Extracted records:
********
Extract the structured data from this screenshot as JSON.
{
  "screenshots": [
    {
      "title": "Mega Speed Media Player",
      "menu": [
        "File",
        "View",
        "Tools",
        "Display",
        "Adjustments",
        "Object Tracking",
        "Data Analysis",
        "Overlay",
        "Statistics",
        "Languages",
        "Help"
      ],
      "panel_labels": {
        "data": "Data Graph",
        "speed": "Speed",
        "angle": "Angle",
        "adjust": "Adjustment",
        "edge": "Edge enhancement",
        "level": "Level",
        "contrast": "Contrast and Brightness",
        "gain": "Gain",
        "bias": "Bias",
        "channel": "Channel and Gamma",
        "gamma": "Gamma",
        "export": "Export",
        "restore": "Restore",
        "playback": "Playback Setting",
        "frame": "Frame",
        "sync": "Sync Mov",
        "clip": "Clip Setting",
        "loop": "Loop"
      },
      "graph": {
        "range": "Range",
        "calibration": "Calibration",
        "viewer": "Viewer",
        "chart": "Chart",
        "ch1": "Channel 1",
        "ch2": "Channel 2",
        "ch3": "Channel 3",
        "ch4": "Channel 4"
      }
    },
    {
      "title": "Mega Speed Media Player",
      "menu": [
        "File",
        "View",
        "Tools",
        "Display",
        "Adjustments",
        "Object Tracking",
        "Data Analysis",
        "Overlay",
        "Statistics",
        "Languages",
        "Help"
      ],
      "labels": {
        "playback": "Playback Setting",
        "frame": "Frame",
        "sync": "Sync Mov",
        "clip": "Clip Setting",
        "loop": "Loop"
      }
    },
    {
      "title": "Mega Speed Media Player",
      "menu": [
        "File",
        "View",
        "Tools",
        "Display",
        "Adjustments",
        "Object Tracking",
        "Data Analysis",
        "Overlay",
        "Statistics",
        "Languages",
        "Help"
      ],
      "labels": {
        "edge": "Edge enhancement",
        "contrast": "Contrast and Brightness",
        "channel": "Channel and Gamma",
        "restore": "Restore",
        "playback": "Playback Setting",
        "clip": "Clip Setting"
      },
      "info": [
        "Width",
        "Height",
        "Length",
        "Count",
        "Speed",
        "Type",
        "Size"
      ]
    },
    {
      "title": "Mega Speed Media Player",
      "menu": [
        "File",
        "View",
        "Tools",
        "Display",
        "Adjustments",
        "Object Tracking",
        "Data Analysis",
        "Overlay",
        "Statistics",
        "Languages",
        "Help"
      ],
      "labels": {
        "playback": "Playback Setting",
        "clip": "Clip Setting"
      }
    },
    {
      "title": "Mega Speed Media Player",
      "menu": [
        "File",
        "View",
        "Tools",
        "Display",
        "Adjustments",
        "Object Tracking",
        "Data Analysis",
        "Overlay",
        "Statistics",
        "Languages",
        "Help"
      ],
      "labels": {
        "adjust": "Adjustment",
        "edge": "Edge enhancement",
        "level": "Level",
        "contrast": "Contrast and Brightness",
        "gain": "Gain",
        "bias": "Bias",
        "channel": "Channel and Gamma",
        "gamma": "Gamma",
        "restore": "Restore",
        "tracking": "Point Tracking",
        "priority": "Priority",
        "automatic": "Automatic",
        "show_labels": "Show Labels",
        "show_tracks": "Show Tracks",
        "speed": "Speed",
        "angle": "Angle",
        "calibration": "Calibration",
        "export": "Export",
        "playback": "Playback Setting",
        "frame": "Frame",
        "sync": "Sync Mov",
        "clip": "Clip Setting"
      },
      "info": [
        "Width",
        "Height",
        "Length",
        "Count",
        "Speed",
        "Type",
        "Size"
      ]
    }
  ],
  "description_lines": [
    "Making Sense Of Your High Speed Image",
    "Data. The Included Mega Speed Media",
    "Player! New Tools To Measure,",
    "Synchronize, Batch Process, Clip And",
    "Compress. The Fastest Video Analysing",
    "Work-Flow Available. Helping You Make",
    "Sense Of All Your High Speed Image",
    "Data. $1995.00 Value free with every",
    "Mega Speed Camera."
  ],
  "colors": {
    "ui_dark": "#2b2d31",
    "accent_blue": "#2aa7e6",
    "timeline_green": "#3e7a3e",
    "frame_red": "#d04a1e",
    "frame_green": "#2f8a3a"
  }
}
********
◆ **GOAL**:
Write down all the entries again without a single difference.

◆ **SOLUTION FOR THIS TASK**:
Extract the structured data from this screenshot as JSON.
{
  "screenshots": [
    {
      "title": "Mega Speed Media Player",
      "menu": [
        "File",
        "View",
        "Tools",
        "Display",
        "Adjustments",
        "Object Tracking",
        "Data Analysis",
        "Overlay",
        "Statistics",
        "Languages",
        "Help"
      ],
      "panel_labels": {
        "data": "Data Graph",
        "speed": "Speed",
        "angle": "Angle",
        "adjust": "Adjustment",
        "edge": "Edge enhancement",
        "level": "Level",
        "contrast": "Contrast and Brightness",
        "gain": "Gain",
        "bias": "Bias",
        "channel": "Channel and Gamma",
        "gamma": "Gamma",
        "export": "Export",
        "restore": "Restore",
        "playback": "Playback Setting",
        "frame": "Frame",
        "sync": "Sync Mov",
        "clip": "Clip Setting",
        "loop": "Loop"
      },
      "graph": {
        "range": "Range",
        "calibration": "Calibration",
        "viewer": "Viewer",
        "chart": "Chart",
        "ch1": "Channel 1",
        "ch2": "Channel 2",
        "ch3": "Channel 3",
        "ch4": "Channel 4"
      }
    },
    {
      "title": "Mega Speed Media Player",
      "menu": [
        "File",
        "View",
        "Tools",
        "Display",
        "Adjustments",
        "Object Tracking",
        "Data Analysis",
        "Overlay",
        "Statistics",
        "Languages",
        "Help"
      ],
      "labels": {
        "playback": "Playback Setting",
        "frame": "Frame",
        "sync": "Sync Mov",
        "clip": "Clip Setting",
        "loop": "Loop"
      }
    },
    {
      "title": "Mega Speed Media Player",
      "menu": [
        "File",
        "View",
        "Tools",
        "Display",
        "Adjustments",
        "Object Tracking",
        "Data Analysis",
        "Overlay",
        "Statistics",
        "Languages",
        "Help"
      ],
      "labels": {
        "edge": "Edge enhancement",
        "contrast": "Contrast and Brightness",
        "channel": "Channel and Gamma",
        "restore": "Restore",
        "playback": "Playback Setting",
        "clip": "Clip Setting"
      },
      "info": [
        "Width",
        "Height",
        "Length",
        "Count",
        "Speed",
        "Type",
        "Size"
      ]
    },
    {
      "title": "Mega Speed Media Player",
      "menu": [
        "File",
        "View",
        "Tools",
        "Display",
        "Adjustments",
        "Object Tracking",
        "Data Analysis",
        "Overlay",
        "Statistics",
        "Languages",
        "Help"
      ],
      "labels": {
        "playback": "Playback Setting",
        "clip": "Clip Setting"
      }
    },
    {
      "title": "Mega Speed Media Player",
      "menu": [
        "File",
        "View",
        "Tools",
        "Display",
        "Adjustments",
        "Object Tracking",
        "Data Analysis",
        "Overlay",
        "Statistics",
        "Languages",
        "Help"
      ],
      "labels": {
        "adjust": "Adjustment",
        "edge": "Edge enhancement",
        "level": "Level",
        "contrast": "Contrast and Brightness",
        "gain": "Gain",
        "bias": "Bias",
        "channel": "Channel and Gamma",
        "gamma": "Gamma",
        "restore": "Restore",
        "tracking": "Point Tracking",
        "priority": "Priority",
        "automatic": "Automatic",
        "show_labels": "Show Labels",
        "show_tracks": "Show Tracks",
        "speed": "Speed",
        "angle": "Angle",
        "calibration": "Calibration",
        "export": "Export",
        "playback": "Playback Setting",
        "frame": "Frame",
        "sync": "Sync Mov",
        "clip": "Clip Setting"
      },
      "info": [
        "Width",
        "Height",
        "Length",
        "Count",
        "Speed",
        "Type",
        "Size"
      ]
    }
  ],
  "description_lines": [
    "Making Sense Of Your High Speed Image",
    "Data. The Included Mega Speed Media",
    "Player! New Tools To Measure,",
    "Synchronize, Batch Process, Clip And",
    "Compress. The Fastest Video Analysing",
    "Work-Flow Available. Helping You Make",
    "Sense Of All Your High Speed Image",
    "Data. $1995.00 Value free with every",
    "Mega Speed Camera."
  ],
  "colors": {
    "ui_dark": "#2b2d31",
    "accent_blue": "#2aa7e6",
    "timeline_green": "#3e7a3e",
    "frame_red": "#d04a1e",
    "frame_green": "#2f8a3a"
  }
}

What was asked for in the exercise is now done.